### Aim of the task
Take each line that has the word "JSON" and return it.

* * * *

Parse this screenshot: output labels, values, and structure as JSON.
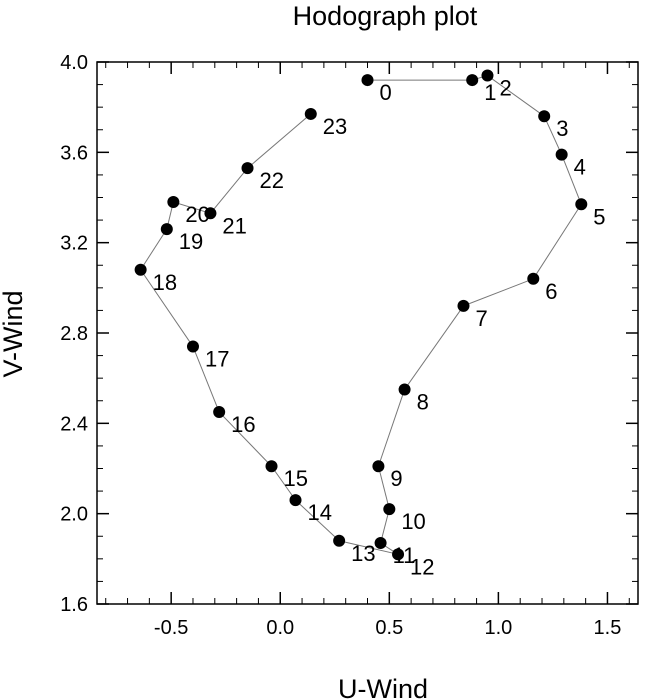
{
  "chart_data": {
    "type": "line",
    "title": "Hodograph plot",
    "xlabel": "U-Wind",
    "ylabel": "V-Wind",
    "xlim": [
      -0.84,
      1.64
    ],
    "ylim": [
      1.6,
      4.0
    ],
    "x_ticks": [
      -0.5,
      0.0,
      0.5,
      1.0,
      1.5
    ],
    "x_tick_labels": [
      "-0.5",
      "0.0",
      "0.5",
      "1.0",
      "1.5"
    ],
    "x_minor_ticks": [
      -0.8,
      -0.7,
      -0.6,
      -0.4,
      -0.3,
      -0.2,
      -0.1,
      0.1,
      0.2,
      0.3,
      0.4,
      0.6,
      0.7,
      0.8,
      0.9,
      1.1,
      1.2,
      1.3,
      1.4,
      1.6
    ],
    "y_ticks": [
      1.6,
      2.0,
      2.4,
      2.8,
      3.2,
      3.6,
      4.0
    ],
    "y_tick_labels": [
      "1.6",
      "2.0",
      "2.4",
      "2.8",
      "3.2",
      "3.6",
      "4.0"
    ],
    "y_minor_ticks": [
      1.7,
      1.8,
      1.9,
      2.1,
      2.2,
      2.3,
      2.5,
      2.6,
      2.7,
      2.9,
      3.0,
      3.1,
      3.3,
      3.4,
      3.5,
      3.7,
      3.8,
      3.9
    ],
    "grid": false,
    "series": [
      {
        "points": [
          {
            "label": "0",
            "u": 0.4,
            "v": 3.92
          },
          {
            "label": "1",
            "u": 0.88,
            "v": 3.92
          },
          {
            "label": "2",
            "u": 0.95,
            "v": 3.94
          },
          {
            "label": "3",
            "u": 1.21,
            "v": 3.76
          },
          {
            "label": "4",
            "u": 1.29,
            "v": 3.59
          },
          {
            "label": "5",
            "u": 1.38,
            "v": 3.37
          },
          {
            "label": "6",
            "u": 1.16,
            "v": 3.04
          },
          {
            "label": "7",
            "u": 0.84,
            "v": 2.92
          },
          {
            "label": "8",
            "u": 0.57,
            "v": 2.55
          },
          {
            "label": "9",
            "u": 0.45,
            "v": 2.21
          },
          {
            "label": "10",
            "u": 0.5,
            "v": 2.02
          },
          {
            "label": "11",
            "u": 0.46,
            "v": 1.87
          },
          {
            "label": "12",
            "u": 0.54,
            "v": 1.82
          },
          {
            "label": "13",
            "u": 0.27,
            "v": 1.88
          },
          {
            "label": "14",
            "u": 0.07,
            "v": 2.06
          },
          {
            "label": "15",
            "u": -0.04,
            "v": 2.21
          },
          {
            "label": "16",
            "u": -0.28,
            "v": 2.45
          },
          {
            "label": "17",
            "u": -0.4,
            "v": 2.74
          },
          {
            "label": "18",
            "u": -0.64,
            "v": 3.08
          },
          {
            "label": "19",
            "u": -0.52,
            "v": 3.26
          },
          {
            "label": "20",
            "u": -0.49,
            "v": 3.38
          },
          {
            "label": "21",
            "u": -0.32,
            "v": 3.33
          },
          {
            "label": "22",
            "u": -0.15,
            "v": 3.53
          },
          {
            "label": "23",
            "u": 0.14,
            "v": 3.77
          }
        ]
      }
    ],
    "colors": {
      "marker": "#000000",
      "line": "#777777",
      "axis": "#000000",
      "background": "#ffffff"
    }
  }
}
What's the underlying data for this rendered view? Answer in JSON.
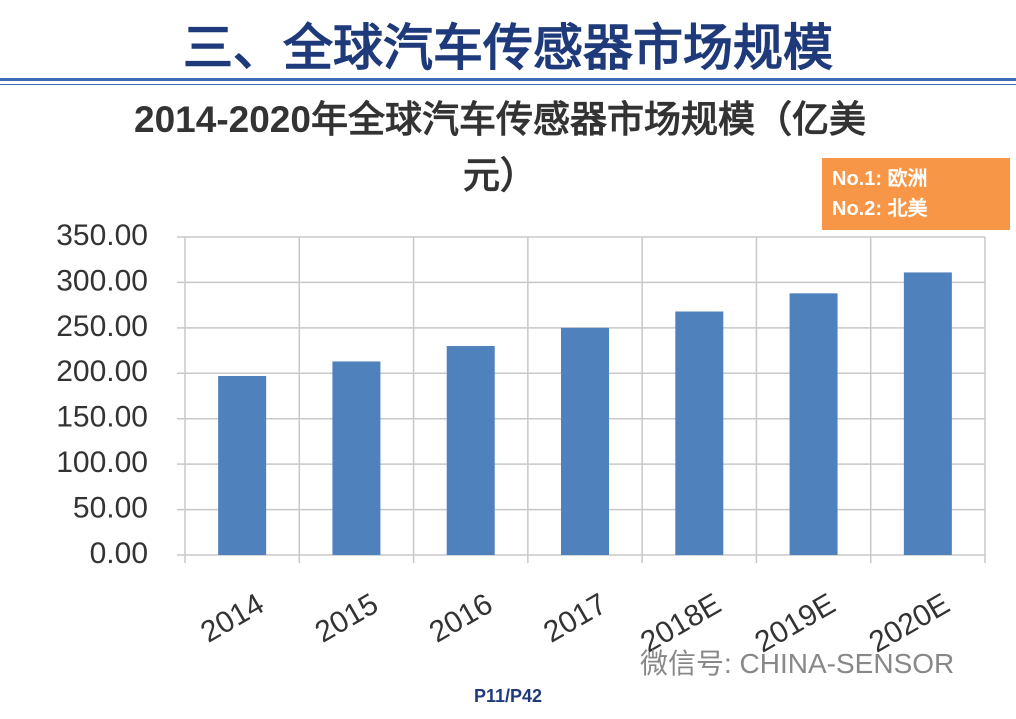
{
  "slide": {
    "title": "三、全球汽车传感器市场规模",
    "watermark": "微信号: CHINA-SENSOR",
    "page": "P11/P42"
  },
  "chart_data": {
    "type": "bar",
    "title": "2014-2020年全球汽车传感器市场规模（亿美元）",
    "categories": [
      "2014",
      "2015",
      "2016",
      "2017",
      "2018E",
      "2019E",
      "2020E"
    ],
    "values": [
      197,
      213,
      230,
      250,
      268,
      288,
      311
    ],
    "color": "#4f81bd",
    "ylim": [
      0,
      350
    ],
    "yticks": [
      {
        "value": 0,
        "label": "0.00"
      },
      {
        "value": 50,
        "label": "50.00"
      },
      {
        "value": 100,
        "label": "100.00"
      },
      {
        "value": 150,
        "label": "150.00"
      },
      {
        "value": 200,
        "label": "200.00"
      },
      {
        "value": 250,
        "label": "250.00"
      },
      {
        "value": 300,
        "label": "300.00"
      },
      {
        "value": 350,
        "label": "350.00"
      }
    ],
    "grid": true,
    "notes": [
      "No.1: 欧洲",
      "No.2: 北美"
    ]
  }
}
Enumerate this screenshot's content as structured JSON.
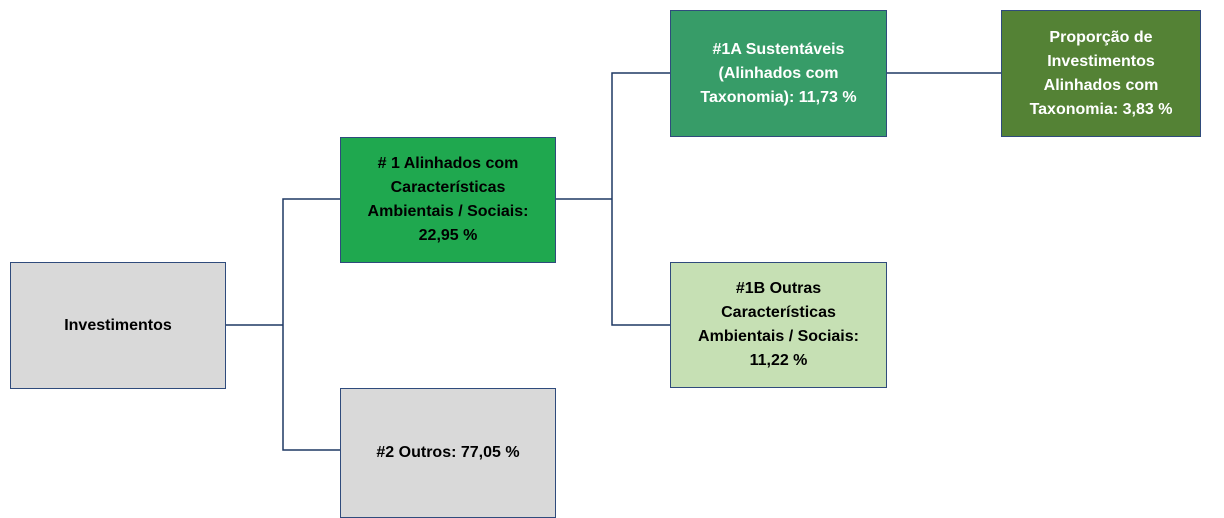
{
  "nodes": [
    {
      "id": "investimentos",
      "lines": [
        "Investimentos"
      ]
    },
    {
      "id": "n1",
      "lines": [
        "# 1 Alinhados com",
        "Características",
        "Ambientais / Sociais:",
        "22,95 %"
      ]
    },
    {
      "id": "n2",
      "lines": [
        "#2 Outros: 77,05 %"
      ]
    },
    {
      "id": "n1a",
      "lines": [
        "#1A Sustentáveis",
        "(Alinhados com",
        "Taxonomia): 11,73 %"
      ]
    },
    {
      "id": "n1b",
      "lines": [
        "#1B Outras",
        "Características",
        "Ambientais / Sociais:",
        "11,22 %"
      ]
    },
    {
      "id": "prop",
      "lines": [
        "Proporção de",
        "Investimentos",
        "Alinhados com",
        "Taxonomia: 3,83 %"
      ]
    }
  ]
}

* * * *

### The completed task
Parse this screenshot: output labels, values, and structure as JSON.
What's the underlying data for this rendered view? Answer in JSON.
Enumerate this screenshot's content as structured JSON.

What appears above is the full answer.